Description of the task >>
Return each entry exactly, omitting nothing.

Collection entries
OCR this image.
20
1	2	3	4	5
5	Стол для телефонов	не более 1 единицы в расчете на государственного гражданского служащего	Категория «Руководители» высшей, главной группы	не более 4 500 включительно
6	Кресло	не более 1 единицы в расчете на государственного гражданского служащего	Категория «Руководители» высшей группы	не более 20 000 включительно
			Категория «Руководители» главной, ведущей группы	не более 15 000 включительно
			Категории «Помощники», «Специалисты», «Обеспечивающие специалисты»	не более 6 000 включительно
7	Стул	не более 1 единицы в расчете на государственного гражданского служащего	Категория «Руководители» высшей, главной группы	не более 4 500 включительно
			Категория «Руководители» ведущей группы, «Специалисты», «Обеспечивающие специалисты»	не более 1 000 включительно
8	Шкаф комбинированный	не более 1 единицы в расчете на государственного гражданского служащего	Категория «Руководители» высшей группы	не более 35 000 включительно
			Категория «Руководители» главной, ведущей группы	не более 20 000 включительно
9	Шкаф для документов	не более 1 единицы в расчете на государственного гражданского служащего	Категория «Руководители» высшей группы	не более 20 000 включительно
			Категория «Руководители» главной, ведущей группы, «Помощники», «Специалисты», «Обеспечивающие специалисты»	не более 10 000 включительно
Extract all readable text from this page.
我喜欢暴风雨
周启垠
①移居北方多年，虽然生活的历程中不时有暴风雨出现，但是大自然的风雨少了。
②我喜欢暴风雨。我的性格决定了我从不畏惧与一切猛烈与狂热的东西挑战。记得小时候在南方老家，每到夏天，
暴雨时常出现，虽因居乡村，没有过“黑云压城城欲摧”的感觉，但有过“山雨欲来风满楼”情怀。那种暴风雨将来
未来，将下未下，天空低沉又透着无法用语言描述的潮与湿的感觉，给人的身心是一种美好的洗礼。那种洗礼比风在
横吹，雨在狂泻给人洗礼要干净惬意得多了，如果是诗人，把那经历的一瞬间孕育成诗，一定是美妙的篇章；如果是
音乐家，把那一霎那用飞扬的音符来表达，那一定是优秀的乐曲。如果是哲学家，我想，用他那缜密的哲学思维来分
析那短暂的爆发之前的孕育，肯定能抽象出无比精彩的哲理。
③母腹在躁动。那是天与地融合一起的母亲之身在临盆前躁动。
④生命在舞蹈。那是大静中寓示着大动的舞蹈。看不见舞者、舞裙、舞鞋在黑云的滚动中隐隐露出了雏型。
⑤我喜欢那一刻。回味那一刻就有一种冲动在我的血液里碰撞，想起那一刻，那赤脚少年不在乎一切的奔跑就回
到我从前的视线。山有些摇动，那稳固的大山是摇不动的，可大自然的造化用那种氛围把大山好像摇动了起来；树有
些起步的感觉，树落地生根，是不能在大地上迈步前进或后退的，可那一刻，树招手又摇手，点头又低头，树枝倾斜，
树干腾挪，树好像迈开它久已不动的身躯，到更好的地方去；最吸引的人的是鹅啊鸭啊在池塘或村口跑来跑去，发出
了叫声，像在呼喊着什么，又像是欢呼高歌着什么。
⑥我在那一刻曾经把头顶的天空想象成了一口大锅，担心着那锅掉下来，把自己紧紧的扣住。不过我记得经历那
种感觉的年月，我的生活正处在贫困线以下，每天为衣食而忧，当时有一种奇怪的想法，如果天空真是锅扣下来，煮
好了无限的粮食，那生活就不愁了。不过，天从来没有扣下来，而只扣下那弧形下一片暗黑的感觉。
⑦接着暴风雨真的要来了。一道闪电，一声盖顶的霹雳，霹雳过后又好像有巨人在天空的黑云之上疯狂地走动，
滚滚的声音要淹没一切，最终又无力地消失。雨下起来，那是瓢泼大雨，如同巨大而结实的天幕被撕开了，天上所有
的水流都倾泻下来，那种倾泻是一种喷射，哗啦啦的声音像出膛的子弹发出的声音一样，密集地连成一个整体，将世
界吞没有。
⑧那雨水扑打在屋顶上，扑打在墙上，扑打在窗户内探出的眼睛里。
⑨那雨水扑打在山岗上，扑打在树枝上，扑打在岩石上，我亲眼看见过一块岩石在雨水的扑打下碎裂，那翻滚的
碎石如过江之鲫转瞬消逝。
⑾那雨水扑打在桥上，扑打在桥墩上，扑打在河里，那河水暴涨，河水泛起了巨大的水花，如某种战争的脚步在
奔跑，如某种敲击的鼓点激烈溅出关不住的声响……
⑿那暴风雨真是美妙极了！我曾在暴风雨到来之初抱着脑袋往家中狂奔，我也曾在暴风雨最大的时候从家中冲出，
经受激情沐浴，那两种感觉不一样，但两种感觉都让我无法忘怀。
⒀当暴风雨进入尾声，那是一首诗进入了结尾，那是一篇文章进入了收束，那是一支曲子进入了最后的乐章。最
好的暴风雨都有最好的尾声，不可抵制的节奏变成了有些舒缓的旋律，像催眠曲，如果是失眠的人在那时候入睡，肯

Finished task >>
OCR this image.
20
1	2	3	4	5
5	Стол для телефонов	не более 1 единицы в расчете на государственного гражданского служащего	Категория «Руководители» высшей, главной группы	не более 4 500 включительно
6	Кресло	не более 1 единицы в расчете на государственного гражданского служащего	Категория «Руководители» высшей группы	не более 20 000 включительно
			Категория «Руководители» главной, ведущей группы	не более 15 000 включительно
			Категории «Помощники», «Специалисты», «Обеспечивающие специалисты»	не более 6 000 включительно
7	Стул	не более 1 единицы в расчете на государственного гражданского служащего	Категория «Руководители» высшей, главной группы	не более 4 500 включительно
			Категория «Руководители» ведущей группы, «Специалисты», «Обеспечивающие специалисты»	не более 1 000 включительно
8	Шкаф комбинированный	не более 1 единицы в расчете на государственного гражданского служащего	Категория «Руководители» высшей группы	не более 35 000 включительно
			Категория «Руководители» главной, ведущей группы	не более 20 000 включительно
9	Шкаф для документов	не более 1 единицы в расчете на государственного гражданского служащего	Категория «Руководители» высшей группы	не более 20 000 включительно
			Категория «Руководители» главной, ведущей группы, «Помощники», «Специалисты», «Обеспечивающие специалисты»	не более 10 000 включительно
Extract all readable text from this page.
我喜欢暴风雨
周启垠
①移居北方多年，虽然生活的历程中不时有暴风雨出现，但是大自然的风雨少了。
②我喜欢暴风雨。我的性格决定了我从不畏惧与一切猛烈与狂热的东西挑战。记得小时候在南方老家，每到夏天，
暴雨时常出现，虽因居乡村，没有过“黑云压城城欲摧”的感觉，但有过“山雨欲来风满楼”情怀。那种暴风雨将来
未来，将下未下，天空低沉又透着无法用语言描述的潮与湿的感觉，给人的身心是一种美好的洗礼。那种洗礼比风在
横吹，雨在狂泻给人洗礼要干净惬意得多了，如果是诗人，把那经历的一瞬间孕育成诗，一定是美妙的篇章；如果是
音乐家，把那一霎那用飞扬的音符来表达，那一定是优秀的乐曲。如果是哲学家，我想，用他那缜密的哲学思维来分
析那短暂的爆发之前的孕育，肯定能抽象出无比精彩的哲理。
③母腹在躁动。那是天与地融合一起的母亲之身在临盆前躁动。
④生命在舞蹈。那是大静中寓示着大动的舞蹈。看不见舞者、舞裙、舞鞋在黑云的滚动中隐隐露出了雏型。
⑤我喜欢那一刻。回味那一刻就有一种冲动在我的血液里碰撞，想起那一刻，那赤脚少年不在乎一切的奔跑就回
到我从前的视线。山有些摇动，那稳固的大山是摇不动的，可大自然的造化用那种氛围把大山好像摇动了起来；树有
些起步的感觉，树落地生根，是不能在大地上迈步前进或后退的，可那一刻，树招手又摇手，点头又低头，树枝倾斜，
树干腾挪，树好像迈开它久已不动的身躯，到更好的地方去；最吸引的人的是鹅啊鸭啊在池塘或村口跑来跑去，发出
了叫声，像在呼喊着什么，又像是欢呼高歌着什么。
⑥我在那一刻曾经把头顶的天空想象成了一口大锅，担心着那锅掉下来，把自己紧紧的扣住。不过我记得经历那
种感觉的年月，我的生活正处在贫困线以下，每天为衣食而忧，当时有一种奇怪的想法，如果天空真是锅扣下来，煮
好了无限的粮食，那生活就不愁了。不过，天从来没有扣下来，而只扣下那弧形下一片暗黑的感觉。
⑦接着暴风雨真的要来了。一道闪电，一声盖顶的霹雳，霹雳过后又好像有巨人在天空的黑云之上疯狂地走动，
滚滚的声音要淹没一切，最终又无力地消失。雨下起来，那是瓢泼大雨，如同巨大而结实的天幕被撕开了，天上所有
的水流都倾泻下来，那种倾泻是一种喷射，哗啦啦的声音像出膛的子弹发出的声音一样，密集地连成一个整体，将世
界吞没有。
⑧那雨水扑打在屋顶上，扑打在墙上，扑打在窗户内探出的眼睛里。
⑨那雨水扑打在山岗上，扑打在树枝上，扑打在岩石上，我亲眼看见过一块岩石在雨水的扑打下碎裂，那翻滚的
碎石如过江之鲫转瞬消逝。
⑾那雨水扑打在桥上，扑打在桥墩上，扑打在河里，那河水暴涨，河水泛起了巨大的水花，如某种战争的脚步在
奔跑，如某种敲击的鼓点激烈溅出关不住的声响……
⑿那暴风雨真是美妙极了！我曾在暴风雨到来之初抱着脑袋往家中狂奔，我也曾在暴风雨最大的时候从家中冲出，
经受激情沐浴，那两种感觉不一样，但两种感觉都让我无法忘怀。
⒀当暴风雨进入尾声，那是一首诗进入了结尾，那是一篇文章进入了收束，那是一支曲子进入了最后的乐章。最
好的暴风雨都有最好的尾声，不可抵制的节奏变成了有些舒缓的旋律，像催眠曲，如果是失眠的人在那时候入睡，肯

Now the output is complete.